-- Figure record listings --
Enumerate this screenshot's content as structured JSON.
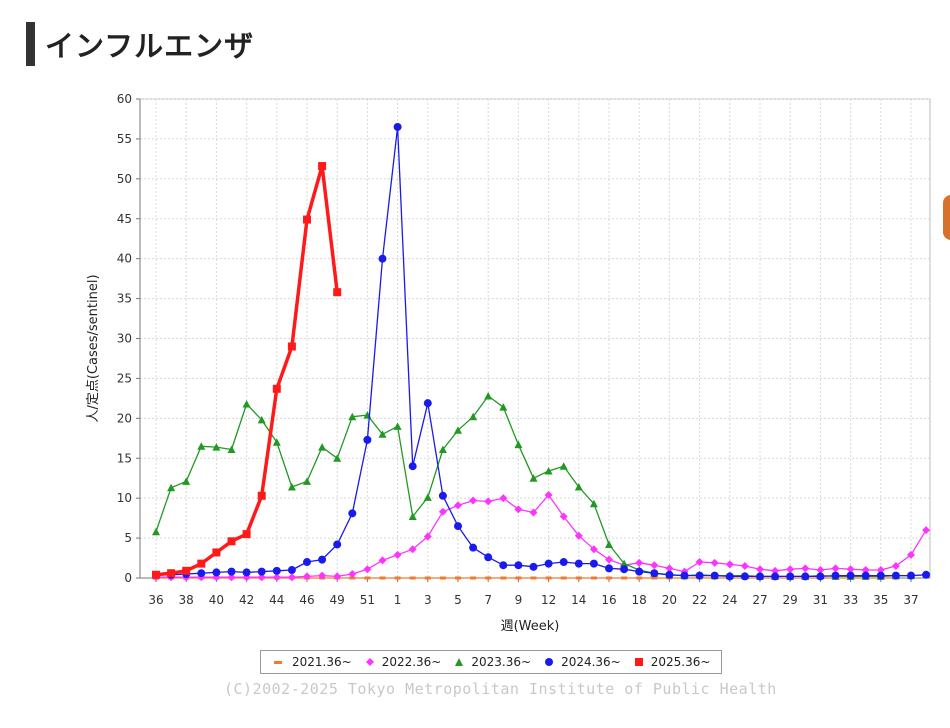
{
  "page": {
    "title": "インフルエンザ"
  },
  "copyright": "(C)2002-2025 Tokyo Metropolitan Institute of Public Health",
  "chart_data": {
    "type": "line",
    "xlabel": "週(Week)",
    "ylabel": "人/定点(Cases/sentinel)",
    "ylim": [
      0,
      60
    ],
    "yticks": [
      0,
      5,
      10,
      15,
      20,
      25,
      30,
      35,
      40,
      45,
      50,
      55,
      60
    ],
    "grid": true,
    "legend_position": "bottom",
    "x_tick_labels": [
      "36",
      "38",
      "40",
      "42",
      "44",
      "46",
      "49",
      "51",
      "1",
      "3",
      "5",
      "7",
      "9",
      "12",
      "14",
      "16",
      "18",
      "20",
      "22",
      "24",
      "27",
      "29",
      "31",
      "33",
      "35",
      "37"
    ],
    "x_tick_positions": [
      0,
      2,
      4,
      6,
      8,
      10,
      12,
      14,
      16,
      18,
      20,
      22,
      24,
      26,
      28,
      30,
      32,
      34,
      36,
      38,
      40,
      42,
      44,
      46,
      48,
      50
    ],
    "series": [
      {
        "name": "2021.36~",
        "color": "#f07a2e",
        "marker": "dash",
        "values": [
          0.0,
          0.0,
          0.0,
          0.0,
          0.0,
          0.0,
          0.0,
          0.0,
          0.0,
          0.0,
          0.0,
          0.0,
          0.0,
          0.0,
          0.0,
          0.0,
          0.0,
          0.0,
          0.0,
          0.0,
          0.0,
          0.0,
          0.0,
          0.0,
          0.0,
          0.0,
          0.0,
          0.0,
          0.0,
          0.0,
          0.0,
          0.0,
          0.0,
          0.0,
          0.0,
          0.0,
          0.0,
          0.0,
          0.0,
          0.0,
          0.0,
          0.0,
          0.0,
          0.0,
          0.0,
          0.0,
          0.0,
          0.0,
          0.0,
          0.0
        ]
      },
      {
        "name": "2022.36~",
        "color": "#ff33ff",
        "marker": "diamond",
        "values": [
          0.1,
          0.1,
          0.1,
          0.1,
          0.1,
          0.1,
          0.1,
          0.1,
          0.1,
          0.1,
          0.2,
          0.3,
          0.2,
          0.5,
          1.1,
          2.2,
          2.9,
          3.6,
          5.2,
          8.3,
          9.1,
          9.7,
          9.6,
          10.0,
          8.6,
          8.2,
          10.4,
          7.7,
          5.3,
          3.6,
          2.3,
          1.6,
          1.9,
          1.6,
          1.2,
          0.8,
          2.0,
          1.9,
          1.7,
          1.5,
          1.1,
          0.9,
          1.1,
          1.2,
          1.0,
          1.2,
          1.1,
          1.0,
          1.0,
          1.5,
          2.9,
          6.0
        ]
      },
      {
        "name": "2023.36~",
        "color": "#229922",
        "marker": "triangle",
        "values": [
          5.8,
          11.3,
          12.1,
          16.5,
          16.4,
          16.1,
          21.8,
          19.8,
          17.0,
          11.4,
          12.1,
          16.4,
          15.0,
          20.2,
          20.4,
          18.0,
          19.0,
          7.7,
          10.1,
          16.1,
          18.5,
          20.2,
          22.8,
          21.4,
          16.7,
          12.5,
          13.4,
          14.0,
          11.4,
          9.3,
          4.2,
          1.8,
          1.0,
          0.6,
          0.4,
          0.3,
          0.4,
          0.3,
          0.3,
          0.3,
          0.2,
          0.2,
          0.2,
          0.2,
          0.3,
          0.2,
          0.2,
          0.2,
          0.2,
          0.3,
          0.3
        ]
      },
      {
        "name": "2024.36~",
        "color": "#1a1aee",
        "marker": "circle",
        "values": [
          0.4,
          0.4,
          0.5,
          0.6,
          0.7,
          0.8,
          0.7,
          0.8,
          0.9,
          1.0,
          2.0,
          2.3,
          4.2,
          8.1,
          17.3,
          40.0,
          56.5,
          14.0,
          21.9,
          10.3,
          6.5,
          3.8,
          2.6,
          1.6,
          1.6,
          1.4,
          1.8,
          2.0,
          1.8,
          1.8,
          1.2,
          1.1,
          0.8,
          0.6,
          0.4,
          0.3,
          0.3,
          0.3,
          0.2,
          0.2,
          0.2,
          0.2,
          0.2,
          0.2,
          0.2,
          0.3,
          0.3,
          0.3,
          0.3,
          0.3,
          0.3,
          0.4
        ]
      },
      {
        "name": "2025.36~",
        "color": "#ff1a1a",
        "marker": "square",
        "values": [
          0.4,
          0.6,
          0.9,
          1.8,
          3.2,
          4.6,
          5.5,
          10.3,
          23.7,
          29.0,
          44.9,
          51.6,
          35.8
        ]
      }
    ]
  },
  "legend": {
    "items": [
      {
        "label": "2021.36~",
        "color": "#f07a2e",
        "marker": "dash"
      },
      {
        "label": "2022.36~",
        "color": "#ff33ff",
        "marker": "diamond"
      },
      {
        "label": "2023.36~",
        "color": "#229922",
        "marker": "triangle"
      },
      {
        "label": "2024.36~",
        "color": "#1a1aee",
        "marker": "circle"
      },
      {
        "label": "2025.36~",
        "color": "#ff1a1a",
        "marker": "square"
      }
    ]
  }
}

-- WHAT THE EXERCISE ASKS --
Print the complete listing exactly, apart from any pictures.

-- RESPONSE --
Enumerate this screenshot's content as structured JSON.
{
  "page": {
    "title": "インフルエンザ"
  },
  "copyright": "(C)2002-2025 Tokyo Metropolitan Institute of Public Health",
  "chart_data": {
    "type": "line",
    "xlabel": "週(Week)",
    "ylabel": "人/定点(Cases/sentinel)",
    "ylim": [
      0,
      60
    ],
    "yticks": [
      0,
      5,
      10,
      15,
      20,
      25,
      30,
      35,
      40,
      45,
      50,
      55,
      60
    ],
    "grid": true,
    "legend_position": "bottom",
    "x_tick_labels": [
      "36",
      "38",
      "40",
      "42",
      "44",
      "46",
      "49",
      "51",
      "1",
      "3",
      "5",
      "7",
      "9",
      "12",
      "14",
      "16",
      "18",
      "20",
      "22",
      "24",
      "27",
      "29",
      "31",
      "33",
      "35",
      "37"
    ],
    "x_tick_positions": [
      0,
      2,
      4,
      6,
      8,
      10,
      12,
      14,
      16,
      18,
      20,
      22,
      24,
      26,
      28,
      30,
      32,
      34,
      36,
      38,
      40,
      42,
      44,
      46,
      48,
      50
    ],
    "series": [
      {
        "name": "2021.36~",
        "color": "#f07a2e",
        "marker": "dash",
        "values": [
          0.0,
          0.0,
          0.0,
          0.0,
          0.0,
          0.0,
          0.0,
          0.0,
          0.0,
          0.0,
          0.0,
          0.0,
          0.0,
          0.0,
          0.0,
          0.0,
          0.0,
          0.0,
          0.0,
          0.0,
          0.0,
          0.0,
          0.0,
          0.0,
          0.0,
          0.0,
          0.0,
          0.0,
          0.0,
          0.0,
          0.0,
          0.0,
          0.0,
          0.0,
          0.0,
          0.0,
          0.0,
          0.0,
          0.0,
          0.0,
          0.0,
          0.0,
          0.0,
          0.0,
          0.0,
          0.0,
          0.0,
          0.0,
          0.0,
          0.0
        ]
      },
      {
        "name": "2022.36~",
        "color": "#ff33ff",
        "marker": "diamond",
        "values": [
          0.1,
          0.1,
          0.1,
          0.1,
          0.1,
          0.1,
          0.1,
          0.1,
          0.1,
          0.1,
          0.2,
          0.3,
          0.2,
          0.5,
          1.1,
          2.2,
          2.9,
          3.6,
          5.2,
          8.3,
          9.1,
          9.7,
          9.6,
          10.0,
          8.6,
          8.2,
          10.4,
          7.7,
          5.3,
          3.6,
          2.3,
          1.6,
          1.9,
          1.6,
          1.2,
          0.8,
          2.0,
          1.9,
          1.7,
          1.5,
          1.1,
          0.9,
          1.1,
          1.2,
          1.0,
          1.2,
          1.1,
          1.0,
          1.0,
          1.5,
          2.9,
          6.0
        ]
      },
      {
        "name": "2023.36~",
        "color": "#229922",
        "marker": "triangle",
        "values": [
          5.8,
          11.3,
          12.1,
          16.5,
          16.4,
          16.1,
          21.8,
          19.8,
          17.0,
          11.4,
          12.1,
          16.4,
          15.0,
          20.2,
          20.4,
          18.0,
          19.0,
          7.7,
          10.1,
          16.1,
          18.5,
          20.2,
          22.8,
          21.4,
          16.7,
          12.5,
          13.4,
          14.0,
          11.4,
          9.3,
          4.2,
          1.8,
          1.0,
          0.6,
          0.4,
          0.3,
          0.4,
          0.3,
          0.3,
          0.3,
          0.2,
          0.2,
          0.2,
          0.2,
          0.3,
          0.2,
          0.2,
          0.2,
          0.2,
          0.3,
          0.3
        ]
      },
      {
        "name": "2024.36~",
        "color": "#1a1aee",
        "marker": "circle",
        "values": [
          0.4,
          0.4,
          0.5,
          0.6,
          0.7,
          0.8,
          0.7,
          0.8,
          0.9,
          1.0,
          2.0,
          2.3,
          4.2,
          8.1,
          17.3,
          40.0,
          56.5,
          14.0,
          21.9,
          10.3,
          6.5,
          3.8,
          2.6,
          1.6,
          1.6,
          1.4,
          1.8,
          2.0,
          1.8,
          1.8,
          1.2,
          1.1,
          0.8,
          0.6,
          0.4,
          0.3,
          0.3,
          0.3,
          0.2,
          0.2,
          0.2,
          0.2,
          0.2,
          0.2,
          0.2,
          0.3,
          0.3,
          0.3,
          0.3,
          0.3,
          0.3,
          0.4
        ]
      },
      {
        "name": "2025.36~",
        "color": "#ff1a1a",
        "marker": "square",
        "values": [
          0.4,
          0.6,
          0.9,
          1.8,
          3.2,
          4.6,
          5.5,
          10.3,
          23.7,
          29.0,
          44.9,
          51.6,
          35.8
        ]
      }
    ]
  },
  "legend": {
    "items": [
      {
        "label": "2021.36~",
        "color": "#f07a2e",
        "marker": "dash"
      },
      {
        "label": "2022.36~",
        "color": "#ff33ff",
        "marker": "diamond"
      },
      {
        "label": "2023.36~",
        "color": "#229922",
        "marker": "triangle"
      },
      {
        "label": "2024.36~",
        "color": "#1a1aee",
        "marker": "circle"
      },
      {
        "label": "2025.36~",
        "color": "#ff1a1a",
        "marker": "square"
      }
    ]
  }
}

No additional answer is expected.